Dataset items

........

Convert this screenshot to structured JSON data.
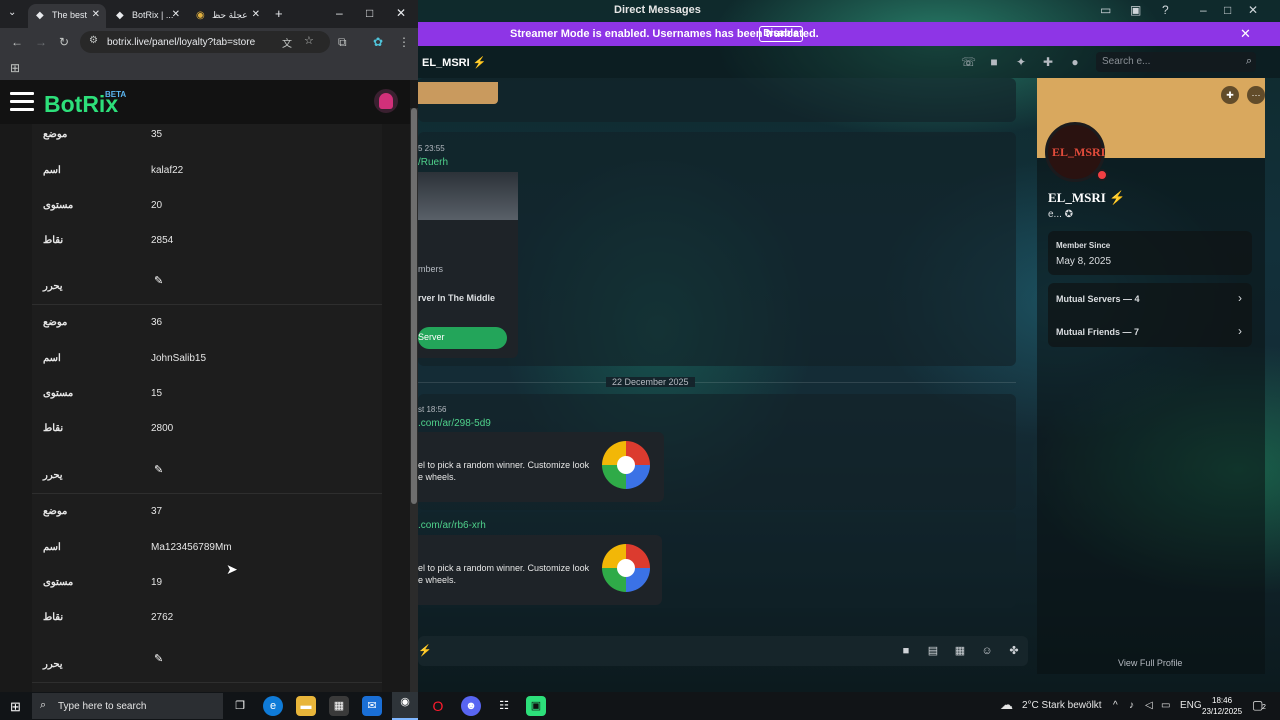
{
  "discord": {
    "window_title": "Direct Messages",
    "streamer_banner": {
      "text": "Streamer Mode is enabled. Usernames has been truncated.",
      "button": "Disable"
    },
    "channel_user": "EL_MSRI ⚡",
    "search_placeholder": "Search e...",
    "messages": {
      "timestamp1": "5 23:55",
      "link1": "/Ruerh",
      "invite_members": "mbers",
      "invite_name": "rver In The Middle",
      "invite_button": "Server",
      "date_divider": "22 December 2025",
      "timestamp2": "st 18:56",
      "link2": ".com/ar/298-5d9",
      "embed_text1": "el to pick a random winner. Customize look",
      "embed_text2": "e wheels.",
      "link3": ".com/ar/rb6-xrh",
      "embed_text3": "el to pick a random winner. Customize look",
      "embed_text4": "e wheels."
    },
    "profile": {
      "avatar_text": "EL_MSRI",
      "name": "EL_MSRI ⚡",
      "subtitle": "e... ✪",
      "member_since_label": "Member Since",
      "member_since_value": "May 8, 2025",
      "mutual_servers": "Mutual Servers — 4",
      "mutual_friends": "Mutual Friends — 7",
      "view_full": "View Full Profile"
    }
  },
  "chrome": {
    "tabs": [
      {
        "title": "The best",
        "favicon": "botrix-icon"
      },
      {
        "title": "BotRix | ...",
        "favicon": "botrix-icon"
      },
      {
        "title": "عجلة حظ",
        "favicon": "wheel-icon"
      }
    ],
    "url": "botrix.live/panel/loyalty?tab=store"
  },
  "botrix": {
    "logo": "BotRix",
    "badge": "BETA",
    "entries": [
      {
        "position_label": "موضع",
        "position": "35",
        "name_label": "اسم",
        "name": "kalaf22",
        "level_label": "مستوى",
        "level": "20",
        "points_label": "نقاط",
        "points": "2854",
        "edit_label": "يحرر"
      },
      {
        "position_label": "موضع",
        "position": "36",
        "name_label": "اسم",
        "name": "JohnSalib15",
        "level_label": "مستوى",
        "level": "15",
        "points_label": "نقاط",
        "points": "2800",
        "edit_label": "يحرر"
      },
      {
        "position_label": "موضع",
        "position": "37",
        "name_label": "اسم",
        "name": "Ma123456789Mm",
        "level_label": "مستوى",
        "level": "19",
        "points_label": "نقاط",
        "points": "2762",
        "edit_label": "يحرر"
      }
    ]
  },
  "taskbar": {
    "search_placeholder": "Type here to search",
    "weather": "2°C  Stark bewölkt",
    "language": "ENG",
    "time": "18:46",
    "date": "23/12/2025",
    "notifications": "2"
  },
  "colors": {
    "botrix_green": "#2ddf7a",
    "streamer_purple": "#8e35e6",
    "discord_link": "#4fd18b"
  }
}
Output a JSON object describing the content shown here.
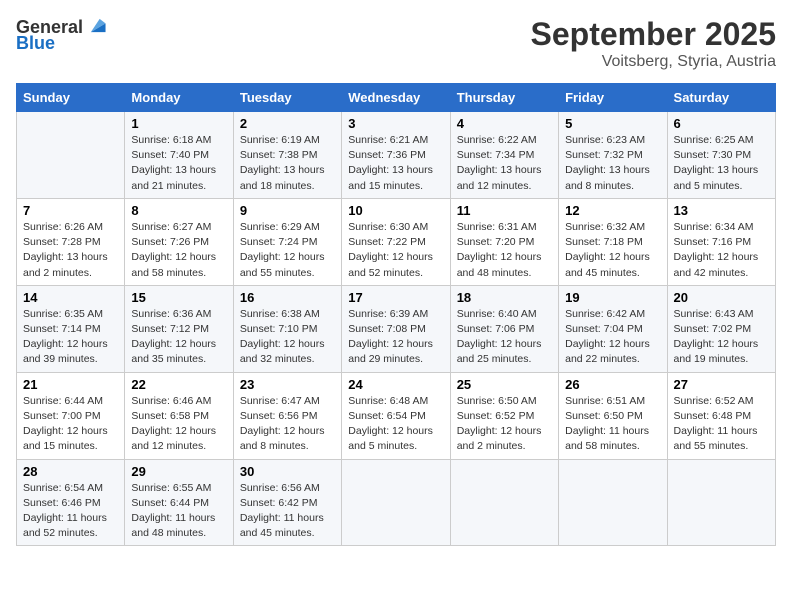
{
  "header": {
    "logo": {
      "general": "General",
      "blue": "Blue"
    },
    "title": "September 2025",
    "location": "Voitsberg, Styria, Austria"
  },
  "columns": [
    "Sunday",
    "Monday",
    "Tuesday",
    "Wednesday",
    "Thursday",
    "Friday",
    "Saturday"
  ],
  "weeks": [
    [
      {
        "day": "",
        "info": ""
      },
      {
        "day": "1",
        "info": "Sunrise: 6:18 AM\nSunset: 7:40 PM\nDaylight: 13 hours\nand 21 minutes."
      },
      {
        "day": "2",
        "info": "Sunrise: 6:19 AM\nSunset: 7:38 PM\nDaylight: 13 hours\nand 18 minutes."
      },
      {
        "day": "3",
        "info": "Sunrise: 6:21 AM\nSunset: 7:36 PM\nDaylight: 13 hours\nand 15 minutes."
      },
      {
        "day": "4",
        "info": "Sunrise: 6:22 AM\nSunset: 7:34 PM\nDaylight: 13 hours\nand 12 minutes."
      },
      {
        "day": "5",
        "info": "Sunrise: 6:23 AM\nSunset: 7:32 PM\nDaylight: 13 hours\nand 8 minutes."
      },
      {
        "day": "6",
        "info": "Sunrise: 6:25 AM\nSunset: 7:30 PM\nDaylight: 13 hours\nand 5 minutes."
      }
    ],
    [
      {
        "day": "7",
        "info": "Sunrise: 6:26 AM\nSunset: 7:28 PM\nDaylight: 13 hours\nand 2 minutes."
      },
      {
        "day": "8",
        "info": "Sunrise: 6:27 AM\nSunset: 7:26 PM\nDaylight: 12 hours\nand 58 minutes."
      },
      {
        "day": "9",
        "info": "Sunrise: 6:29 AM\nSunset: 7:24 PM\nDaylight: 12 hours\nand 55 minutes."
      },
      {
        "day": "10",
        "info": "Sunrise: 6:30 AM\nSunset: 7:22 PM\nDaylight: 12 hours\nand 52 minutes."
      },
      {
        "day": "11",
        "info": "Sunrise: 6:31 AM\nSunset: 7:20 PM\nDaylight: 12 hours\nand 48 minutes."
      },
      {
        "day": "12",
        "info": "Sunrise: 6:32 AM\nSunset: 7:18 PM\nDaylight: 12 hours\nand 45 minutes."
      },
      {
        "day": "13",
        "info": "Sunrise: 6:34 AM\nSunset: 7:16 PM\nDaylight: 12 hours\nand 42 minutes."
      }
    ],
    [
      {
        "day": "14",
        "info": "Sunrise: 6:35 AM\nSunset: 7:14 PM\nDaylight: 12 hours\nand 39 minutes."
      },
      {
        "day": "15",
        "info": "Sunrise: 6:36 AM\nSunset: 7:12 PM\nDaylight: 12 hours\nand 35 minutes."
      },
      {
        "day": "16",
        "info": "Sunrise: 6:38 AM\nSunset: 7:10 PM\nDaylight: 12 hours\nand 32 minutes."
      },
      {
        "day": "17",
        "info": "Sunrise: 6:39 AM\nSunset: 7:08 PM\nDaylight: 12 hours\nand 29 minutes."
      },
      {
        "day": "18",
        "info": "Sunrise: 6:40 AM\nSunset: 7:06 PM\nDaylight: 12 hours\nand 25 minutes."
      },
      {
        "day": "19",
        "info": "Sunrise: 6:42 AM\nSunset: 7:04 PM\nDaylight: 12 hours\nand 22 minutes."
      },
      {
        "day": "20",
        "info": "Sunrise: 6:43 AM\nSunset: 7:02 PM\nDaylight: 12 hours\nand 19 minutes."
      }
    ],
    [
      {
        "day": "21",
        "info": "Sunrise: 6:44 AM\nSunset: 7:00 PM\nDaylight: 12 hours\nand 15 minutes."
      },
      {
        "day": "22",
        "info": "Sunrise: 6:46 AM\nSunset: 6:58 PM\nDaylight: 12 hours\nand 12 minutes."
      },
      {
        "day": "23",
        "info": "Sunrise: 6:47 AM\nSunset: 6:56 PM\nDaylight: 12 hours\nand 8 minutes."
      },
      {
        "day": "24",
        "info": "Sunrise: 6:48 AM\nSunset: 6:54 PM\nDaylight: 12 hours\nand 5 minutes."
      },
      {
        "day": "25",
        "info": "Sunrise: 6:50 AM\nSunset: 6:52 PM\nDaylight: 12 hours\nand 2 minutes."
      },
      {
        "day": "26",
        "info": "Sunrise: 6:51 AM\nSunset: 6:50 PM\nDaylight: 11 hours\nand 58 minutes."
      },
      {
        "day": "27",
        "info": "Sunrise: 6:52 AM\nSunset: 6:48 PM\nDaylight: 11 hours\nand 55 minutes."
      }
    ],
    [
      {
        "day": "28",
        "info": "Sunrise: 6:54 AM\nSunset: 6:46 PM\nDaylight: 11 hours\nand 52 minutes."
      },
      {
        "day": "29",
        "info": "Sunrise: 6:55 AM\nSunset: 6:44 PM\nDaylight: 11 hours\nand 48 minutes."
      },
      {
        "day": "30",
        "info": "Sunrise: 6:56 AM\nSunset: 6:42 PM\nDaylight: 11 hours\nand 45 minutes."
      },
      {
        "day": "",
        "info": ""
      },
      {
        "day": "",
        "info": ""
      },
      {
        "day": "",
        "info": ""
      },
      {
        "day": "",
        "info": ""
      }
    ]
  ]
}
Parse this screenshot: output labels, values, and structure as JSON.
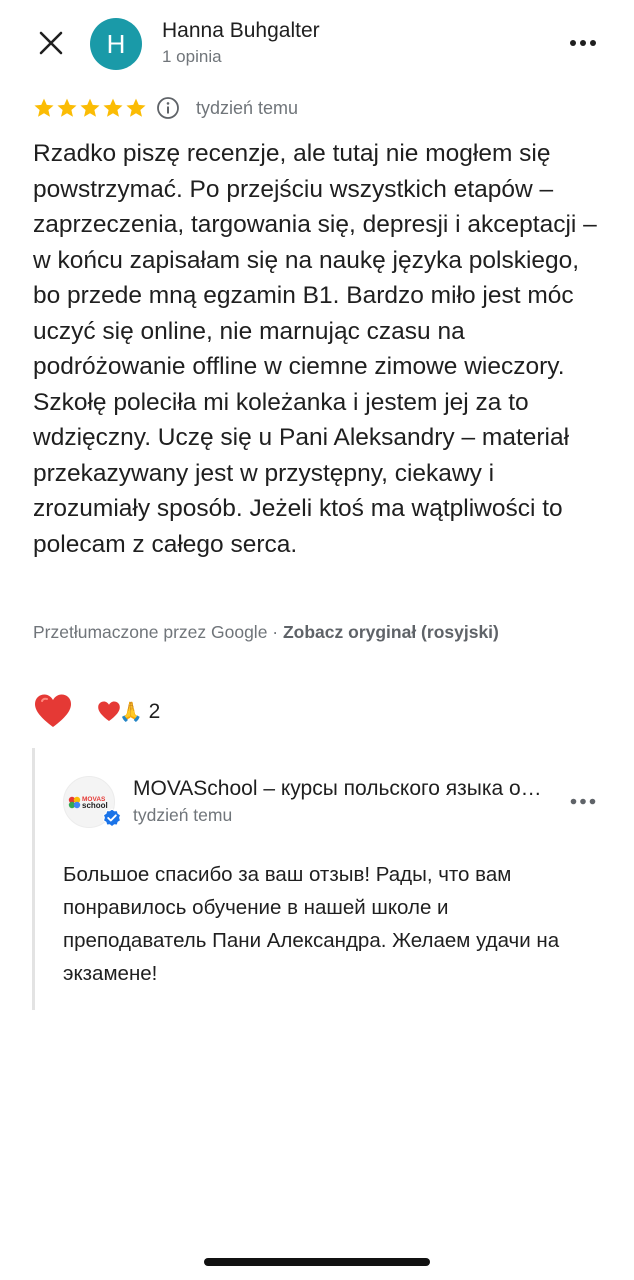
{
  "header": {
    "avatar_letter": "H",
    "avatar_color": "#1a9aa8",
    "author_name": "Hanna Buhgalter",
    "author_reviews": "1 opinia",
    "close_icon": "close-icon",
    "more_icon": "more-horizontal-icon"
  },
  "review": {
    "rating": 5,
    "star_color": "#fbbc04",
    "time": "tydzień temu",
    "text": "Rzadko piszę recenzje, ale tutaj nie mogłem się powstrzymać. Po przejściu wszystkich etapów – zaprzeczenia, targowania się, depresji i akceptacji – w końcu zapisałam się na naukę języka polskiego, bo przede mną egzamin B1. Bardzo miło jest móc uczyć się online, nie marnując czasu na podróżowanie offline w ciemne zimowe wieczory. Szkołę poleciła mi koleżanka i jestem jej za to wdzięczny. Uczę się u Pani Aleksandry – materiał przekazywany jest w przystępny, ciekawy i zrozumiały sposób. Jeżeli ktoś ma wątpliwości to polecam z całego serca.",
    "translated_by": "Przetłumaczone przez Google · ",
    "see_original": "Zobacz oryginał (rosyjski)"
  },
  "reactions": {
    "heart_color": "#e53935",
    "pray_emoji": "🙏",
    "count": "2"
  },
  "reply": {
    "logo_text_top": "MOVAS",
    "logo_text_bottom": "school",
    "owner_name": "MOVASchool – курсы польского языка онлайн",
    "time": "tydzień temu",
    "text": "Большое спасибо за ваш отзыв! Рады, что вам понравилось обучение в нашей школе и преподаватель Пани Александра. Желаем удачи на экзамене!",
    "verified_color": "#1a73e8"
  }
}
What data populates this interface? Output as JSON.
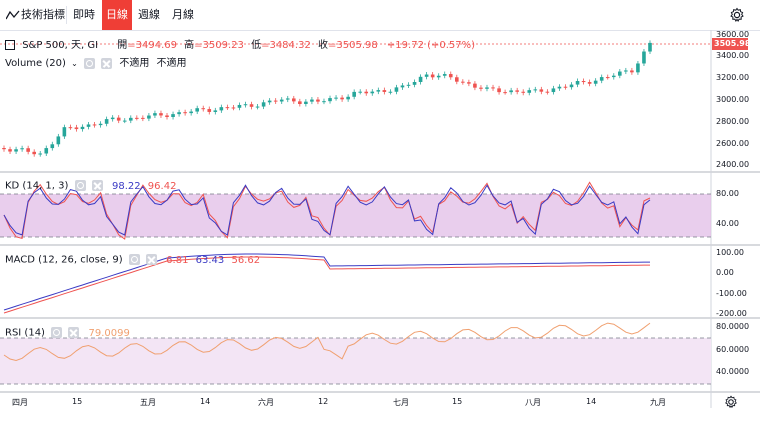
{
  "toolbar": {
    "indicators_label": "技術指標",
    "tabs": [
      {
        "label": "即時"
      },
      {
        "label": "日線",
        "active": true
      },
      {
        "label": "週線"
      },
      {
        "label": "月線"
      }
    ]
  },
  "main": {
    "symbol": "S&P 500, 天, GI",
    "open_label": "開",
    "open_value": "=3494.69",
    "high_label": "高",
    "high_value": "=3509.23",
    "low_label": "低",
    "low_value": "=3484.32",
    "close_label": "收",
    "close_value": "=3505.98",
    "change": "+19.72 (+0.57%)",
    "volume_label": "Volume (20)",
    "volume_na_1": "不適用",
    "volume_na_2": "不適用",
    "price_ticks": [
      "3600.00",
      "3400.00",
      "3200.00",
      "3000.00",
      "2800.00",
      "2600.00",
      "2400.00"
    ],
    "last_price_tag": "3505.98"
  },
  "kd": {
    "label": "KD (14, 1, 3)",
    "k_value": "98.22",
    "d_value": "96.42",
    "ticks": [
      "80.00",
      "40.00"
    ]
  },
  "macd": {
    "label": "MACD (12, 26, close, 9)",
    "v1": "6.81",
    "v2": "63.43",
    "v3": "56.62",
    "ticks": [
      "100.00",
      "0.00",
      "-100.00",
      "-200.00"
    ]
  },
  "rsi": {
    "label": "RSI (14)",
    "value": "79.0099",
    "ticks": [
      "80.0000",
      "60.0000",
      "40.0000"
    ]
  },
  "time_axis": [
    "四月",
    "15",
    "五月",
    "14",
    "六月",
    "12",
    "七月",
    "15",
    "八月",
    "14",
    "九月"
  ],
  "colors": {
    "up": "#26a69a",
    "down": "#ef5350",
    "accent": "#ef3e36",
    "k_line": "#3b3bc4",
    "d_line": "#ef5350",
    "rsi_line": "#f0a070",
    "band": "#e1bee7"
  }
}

........

DIRECTIVE: Write the lines from the line containing "What data populates" through the last line of the data out again exactly, and only those lines; pictures stay out.

ANSWER TO THIS PROBLEM:
What data populates this interface? Output as JSON.
{
  "toolbar": {
    "indicators_label": "技術指標",
    "tabs": [
      {
        "label": "即時"
      },
      {
        "label": "日線",
        "active": true
      },
      {
        "label": "週線"
      },
      {
        "label": "月線"
      }
    ]
  },
  "main": {
    "symbol": "S&P 500, 天, GI",
    "open_label": "開",
    "open_value": "=3494.69",
    "high_label": "高",
    "high_value": "=3509.23",
    "low_label": "低",
    "low_value": "=3484.32",
    "close_label": "收",
    "close_value": "=3505.98",
    "change": "+19.72 (+0.57%)",
    "volume_label": "Volume (20)",
    "volume_na_1": "不適用",
    "volume_na_2": "不適用",
    "price_ticks": [
      "3600.00",
      "3400.00",
      "3200.00",
      "3000.00",
      "2800.00",
      "2600.00",
      "2400.00"
    ],
    "last_price_tag": "3505.98"
  },
  "kd": {
    "label": "KD (14, 1, 3)",
    "k_value": "98.22",
    "d_value": "96.42",
    "ticks": [
      "80.00",
      "40.00"
    ]
  },
  "macd": {
    "label": "MACD (12, 26, close, 9)",
    "v1": "6.81",
    "v2": "63.43",
    "v3": "56.62",
    "ticks": [
      "100.00",
      "0.00",
      "-100.00",
      "-200.00"
    ]
  },
  "rsi": {
    "label": "RSI (14)",
    "value": "79.0099",
    "ticks": [
      "80.0000",
      "60.0000",
      "40.0000"
    ]
  },
  "time_axis": [
    "四月",
    "15",
    "五月",
    "14",
    "六月",
    "12",
    "七月",
    "15",
    "八月",
    "14",
    "九月"
  ],
  "colors": {
    "up": "#26a69a",
    "down": "#ef5350",
    "accent": "#ef3e36",
    "k_line": "#3b3bc4",
    "d_line": "#ef5350",
    "rsi_line": "#f0a070",
    "band": "#e1bee7"
  }
}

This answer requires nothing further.